-- start --

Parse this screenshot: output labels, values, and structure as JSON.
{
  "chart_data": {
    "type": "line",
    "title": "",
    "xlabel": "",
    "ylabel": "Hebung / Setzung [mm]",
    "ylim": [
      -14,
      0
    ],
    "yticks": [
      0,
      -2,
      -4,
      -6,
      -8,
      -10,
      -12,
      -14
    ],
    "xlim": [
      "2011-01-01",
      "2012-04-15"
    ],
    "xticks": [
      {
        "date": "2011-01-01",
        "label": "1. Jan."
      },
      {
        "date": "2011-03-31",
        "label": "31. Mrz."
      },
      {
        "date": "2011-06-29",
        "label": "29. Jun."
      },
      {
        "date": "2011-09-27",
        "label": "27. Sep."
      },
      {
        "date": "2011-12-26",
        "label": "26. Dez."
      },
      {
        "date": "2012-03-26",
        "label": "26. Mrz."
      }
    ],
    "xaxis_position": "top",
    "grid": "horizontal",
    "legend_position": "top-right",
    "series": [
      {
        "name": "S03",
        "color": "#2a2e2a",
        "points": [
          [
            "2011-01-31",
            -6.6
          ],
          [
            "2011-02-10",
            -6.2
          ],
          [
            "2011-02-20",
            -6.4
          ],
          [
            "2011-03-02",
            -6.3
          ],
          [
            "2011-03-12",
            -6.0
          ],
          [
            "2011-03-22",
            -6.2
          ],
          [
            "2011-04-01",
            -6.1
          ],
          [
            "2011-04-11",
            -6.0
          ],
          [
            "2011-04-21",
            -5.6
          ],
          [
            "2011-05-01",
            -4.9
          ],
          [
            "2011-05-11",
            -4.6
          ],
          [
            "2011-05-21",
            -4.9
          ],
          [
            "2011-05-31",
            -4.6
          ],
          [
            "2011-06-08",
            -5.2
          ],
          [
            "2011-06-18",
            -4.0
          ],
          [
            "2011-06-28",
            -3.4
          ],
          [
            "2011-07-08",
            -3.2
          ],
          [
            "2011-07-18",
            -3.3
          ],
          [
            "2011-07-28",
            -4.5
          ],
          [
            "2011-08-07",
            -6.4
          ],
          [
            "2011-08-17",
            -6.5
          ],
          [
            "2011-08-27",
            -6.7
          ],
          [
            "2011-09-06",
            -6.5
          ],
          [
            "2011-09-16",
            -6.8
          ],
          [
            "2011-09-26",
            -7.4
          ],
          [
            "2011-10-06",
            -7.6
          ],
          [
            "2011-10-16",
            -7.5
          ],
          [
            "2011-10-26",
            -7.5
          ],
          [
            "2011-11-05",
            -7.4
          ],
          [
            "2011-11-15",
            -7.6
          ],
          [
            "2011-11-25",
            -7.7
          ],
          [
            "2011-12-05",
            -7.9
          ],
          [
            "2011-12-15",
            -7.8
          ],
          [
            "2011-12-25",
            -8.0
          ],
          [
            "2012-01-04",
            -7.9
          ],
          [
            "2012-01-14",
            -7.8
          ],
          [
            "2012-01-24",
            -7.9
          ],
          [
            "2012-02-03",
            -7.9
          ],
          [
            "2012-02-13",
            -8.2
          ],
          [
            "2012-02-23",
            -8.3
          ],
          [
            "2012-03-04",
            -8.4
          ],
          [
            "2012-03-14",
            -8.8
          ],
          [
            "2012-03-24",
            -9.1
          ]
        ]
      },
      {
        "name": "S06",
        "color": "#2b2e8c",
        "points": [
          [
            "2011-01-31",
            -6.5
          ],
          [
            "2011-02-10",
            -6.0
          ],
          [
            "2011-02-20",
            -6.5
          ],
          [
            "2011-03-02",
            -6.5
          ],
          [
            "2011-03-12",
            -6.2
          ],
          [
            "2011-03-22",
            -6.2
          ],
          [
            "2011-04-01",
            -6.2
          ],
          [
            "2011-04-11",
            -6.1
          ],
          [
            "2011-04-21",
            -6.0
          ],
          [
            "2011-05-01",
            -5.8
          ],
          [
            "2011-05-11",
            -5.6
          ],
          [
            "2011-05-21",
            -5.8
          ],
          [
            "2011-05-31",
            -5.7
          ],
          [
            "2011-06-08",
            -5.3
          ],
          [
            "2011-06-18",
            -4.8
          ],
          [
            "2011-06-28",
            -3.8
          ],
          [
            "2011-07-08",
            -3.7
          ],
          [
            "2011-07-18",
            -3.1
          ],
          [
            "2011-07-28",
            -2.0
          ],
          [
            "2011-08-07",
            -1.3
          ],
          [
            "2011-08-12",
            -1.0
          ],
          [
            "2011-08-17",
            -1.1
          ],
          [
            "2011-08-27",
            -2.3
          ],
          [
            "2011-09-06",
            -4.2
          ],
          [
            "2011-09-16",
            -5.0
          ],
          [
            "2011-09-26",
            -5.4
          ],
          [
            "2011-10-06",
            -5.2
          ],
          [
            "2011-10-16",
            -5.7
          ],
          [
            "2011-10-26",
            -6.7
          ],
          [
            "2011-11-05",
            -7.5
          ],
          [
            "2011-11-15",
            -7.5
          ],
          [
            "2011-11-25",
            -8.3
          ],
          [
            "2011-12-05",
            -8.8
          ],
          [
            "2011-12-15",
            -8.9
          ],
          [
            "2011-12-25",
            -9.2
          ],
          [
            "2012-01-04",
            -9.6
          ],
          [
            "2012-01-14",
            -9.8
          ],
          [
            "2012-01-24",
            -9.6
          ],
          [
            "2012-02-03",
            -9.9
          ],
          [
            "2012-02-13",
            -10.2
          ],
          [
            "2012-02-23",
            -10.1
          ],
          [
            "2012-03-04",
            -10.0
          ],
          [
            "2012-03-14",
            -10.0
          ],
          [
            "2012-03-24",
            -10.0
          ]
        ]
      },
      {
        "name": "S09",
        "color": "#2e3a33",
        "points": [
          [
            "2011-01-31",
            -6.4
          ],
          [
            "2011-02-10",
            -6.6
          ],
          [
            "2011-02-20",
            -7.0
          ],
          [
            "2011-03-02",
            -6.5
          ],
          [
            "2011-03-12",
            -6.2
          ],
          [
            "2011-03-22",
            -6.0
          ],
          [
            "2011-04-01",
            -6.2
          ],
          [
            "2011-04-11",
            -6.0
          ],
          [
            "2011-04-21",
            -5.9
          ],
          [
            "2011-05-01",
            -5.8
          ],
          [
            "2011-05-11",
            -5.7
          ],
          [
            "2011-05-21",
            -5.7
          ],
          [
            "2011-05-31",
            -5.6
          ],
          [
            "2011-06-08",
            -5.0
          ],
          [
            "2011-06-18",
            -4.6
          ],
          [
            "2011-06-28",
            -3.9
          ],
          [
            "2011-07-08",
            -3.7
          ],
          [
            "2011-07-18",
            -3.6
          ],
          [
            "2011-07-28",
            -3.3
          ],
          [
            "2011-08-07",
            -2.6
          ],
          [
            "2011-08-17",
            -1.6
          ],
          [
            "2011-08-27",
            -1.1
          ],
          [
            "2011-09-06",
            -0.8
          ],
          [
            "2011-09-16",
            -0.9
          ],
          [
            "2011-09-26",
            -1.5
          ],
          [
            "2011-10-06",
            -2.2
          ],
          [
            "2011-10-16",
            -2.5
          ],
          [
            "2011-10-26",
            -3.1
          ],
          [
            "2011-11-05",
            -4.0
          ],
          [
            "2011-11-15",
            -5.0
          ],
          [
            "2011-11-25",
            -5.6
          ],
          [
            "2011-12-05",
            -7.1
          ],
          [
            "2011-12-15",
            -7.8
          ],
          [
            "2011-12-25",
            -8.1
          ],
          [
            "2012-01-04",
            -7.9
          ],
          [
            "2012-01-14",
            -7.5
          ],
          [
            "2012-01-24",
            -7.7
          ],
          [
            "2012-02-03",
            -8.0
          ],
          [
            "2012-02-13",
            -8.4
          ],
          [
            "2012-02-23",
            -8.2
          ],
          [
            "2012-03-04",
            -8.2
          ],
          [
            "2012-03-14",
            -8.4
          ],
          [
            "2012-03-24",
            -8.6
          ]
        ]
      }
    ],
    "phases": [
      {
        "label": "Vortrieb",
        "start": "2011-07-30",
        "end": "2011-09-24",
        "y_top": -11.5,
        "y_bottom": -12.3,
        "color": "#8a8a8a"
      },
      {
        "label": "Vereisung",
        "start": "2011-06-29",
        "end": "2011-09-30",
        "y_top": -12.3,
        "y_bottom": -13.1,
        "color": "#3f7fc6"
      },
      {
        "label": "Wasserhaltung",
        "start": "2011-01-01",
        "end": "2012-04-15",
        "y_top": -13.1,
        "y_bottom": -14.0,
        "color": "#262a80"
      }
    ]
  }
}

-- end --

- _TASK GOAL_: In the listing, find every line containing the word "color" and list it.

- _REPLY TO THE EXERCISE_:
        "color": "#2a2e2a",
        "color": "#2b2e8c",
        "color": "#2e3a33",
        "color": "#8a8a8a"
        "color": "#3f7fc6"
        "color": "#262a80"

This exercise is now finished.